>> BEGIN Exercise material

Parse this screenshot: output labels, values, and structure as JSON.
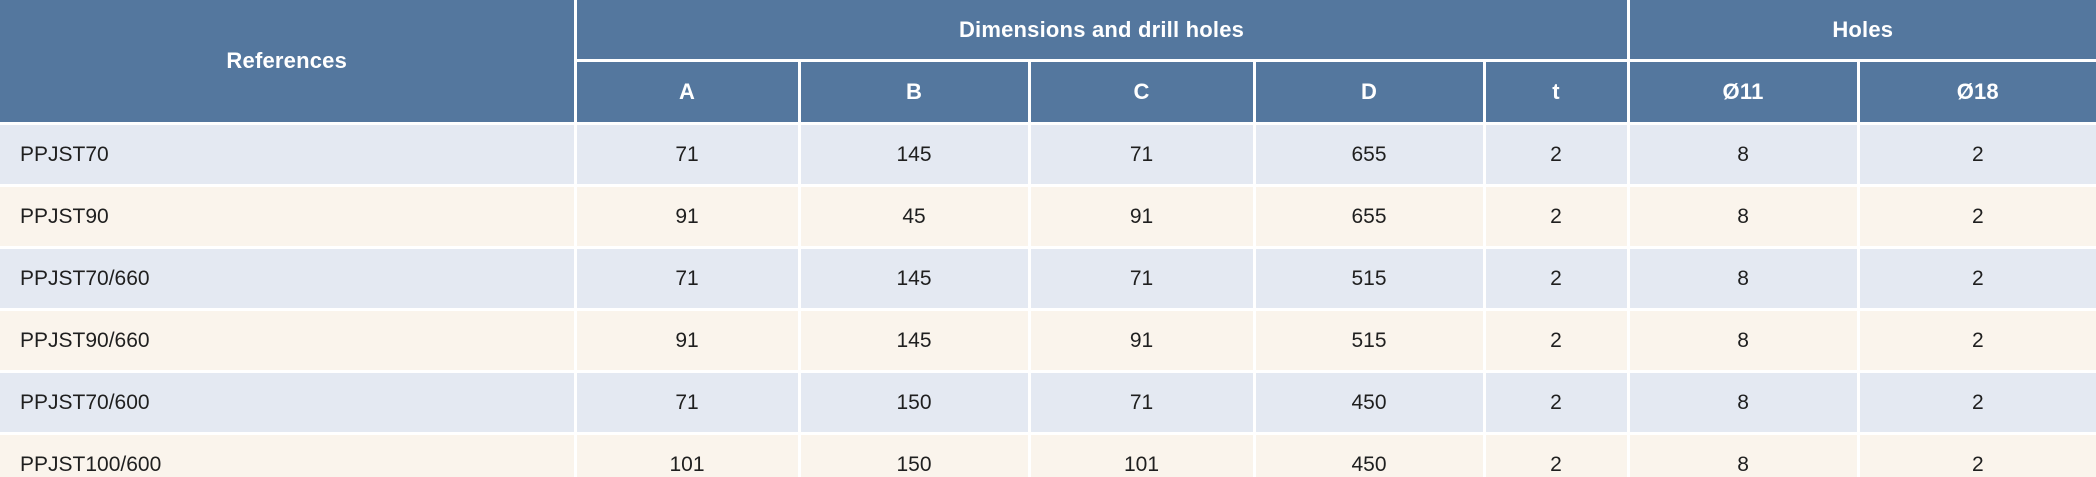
{
  "table": {
    "header": {
      "references_label": "References",
      "group_dimensions": "Dimensions and drill holes",
      "group_holes": "Holes",
      "columns": {
        "a": "A",
        "b": "B",
        "c": "C",
        "d": "D",
        "t": "t",
        "o11": "Ø11",
        "o18": "Ø18"
      }
    },
    "rows": [
      {
        "reference": "PPJST70",
        "a": "71",
        "b": "145",
        "c": "71",
        "d": "655",
        "t": "2",
        "o11": "8",
        "o18": "2"
      },
      {
        "reference": "PPJST90",
        "a": "91",
        "b": "45",
        "c": "91",
        "d": "655",
        "t": "2",
        "o11": "8",
        "o18": "2"
      },
      {
        "reference": "PPJST70/660",
        "a": "71",
        "b": "145",
        "c": "71",
        "d": "515",
        "t": "2",
        "o11": "8",
        "o18": "2"
      },
      {
        "reference": "PPJST90/660",
        "a": "91",
        "b": "145",
        "c": "91",
        "d": "515",
        "t": "2",
        "o11": "8",
        "o18": "2"
      },
      {
        "reference": "PPJST70/600",
        "a": "71",
        "b": "150",
        "c": "71",
        "d": "450",
        "t": "2",
        "o11": "8",
        "o18": "2"
      },
      {
        "reference": "PPJST100/600",
        "a": "101",
        "b": "150",
        "c": "101",
        "d": "450",
        "t": "2",
        "o11": "8",
        "o18": "2"
      }
    ],
    "colors": {
      "header_bg": "#54779e",
      "row_even_bg": "#e4e9f2",
      "row_odd_bg": "#faf4ec",
      "grid_line": "#ffffff",
      "header_text": "#ffffff",
      "data_text": "#1f1f1f"
    }
  }
}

>> END Exercise material

# [What to do]
Excluding the pictures, restate the records above word for word.

# [Solution to this problem]
Parse this screenshot: output labels, values, and structure as JSON.
{
  "table": {
    "header": {
      "references_label": "References",
      "group_dimensions": "Dimensions and drill holes",
      "group_holes": "Holes",
      "columns": {
        "a": "A",
        "b": "B",
        "c": "C",
        "d": "D",
        "t": "t",
        "o11": "Ø11",
        "o18": "Ø18"
      }
    },
    "rows": [
      {
        "reference": "PPJST70",
        "a": "71",
        "b": "145",
        "c": "71",
        "d": "655",
        "t": "2",
        "o11": "8",
        "o18": "2"
      },
      {
        "reference": "PPJST90",
        "a": "91",
        "b": "45",
        "c": "91",
        "d": "655",
        "t": "2",
        "o11": "8",
        "o18": "2"
      },
      {
        "reference": "PPJST70/660",
        "a": "71",
        "b": "145",
        "c": "71",
        "d": "515",
        "t": "2",
        "o11": "8",
        "o18": "2"
      },
      {
        "reference": "PPJST90/660",
        "a": "91",
        "b": "145",
        "c": "91",
        "d": "515",
        "t": "2",
        "o11": "8",
        "o18": "2"
      },
      {
        "reference": "PPJST70/600",
        "a": "71",
        "b": "150",
        "c": "71",
        "d": "450",
        "t": "2",
        "o11": "8",
        "o18": "2"
      },
      {
        "reference": "PPJST100/600",
        "a": "101",
        "b": "150",
        "c": "101",
        "d": "450",
        "t": "2",
        "o11": "8",
        "o18": "2"
      }
    ],
    "colors": {
      "header_bg": "#54779e",
      "row_even_bg": "#e4e9f2",
      "row_odd_bg": "#faf4ec",
      "grid_line": "#ffffff",
      "header_text": "#ffffff",
      "data_text": "#1f1f1f"
    }
  }
}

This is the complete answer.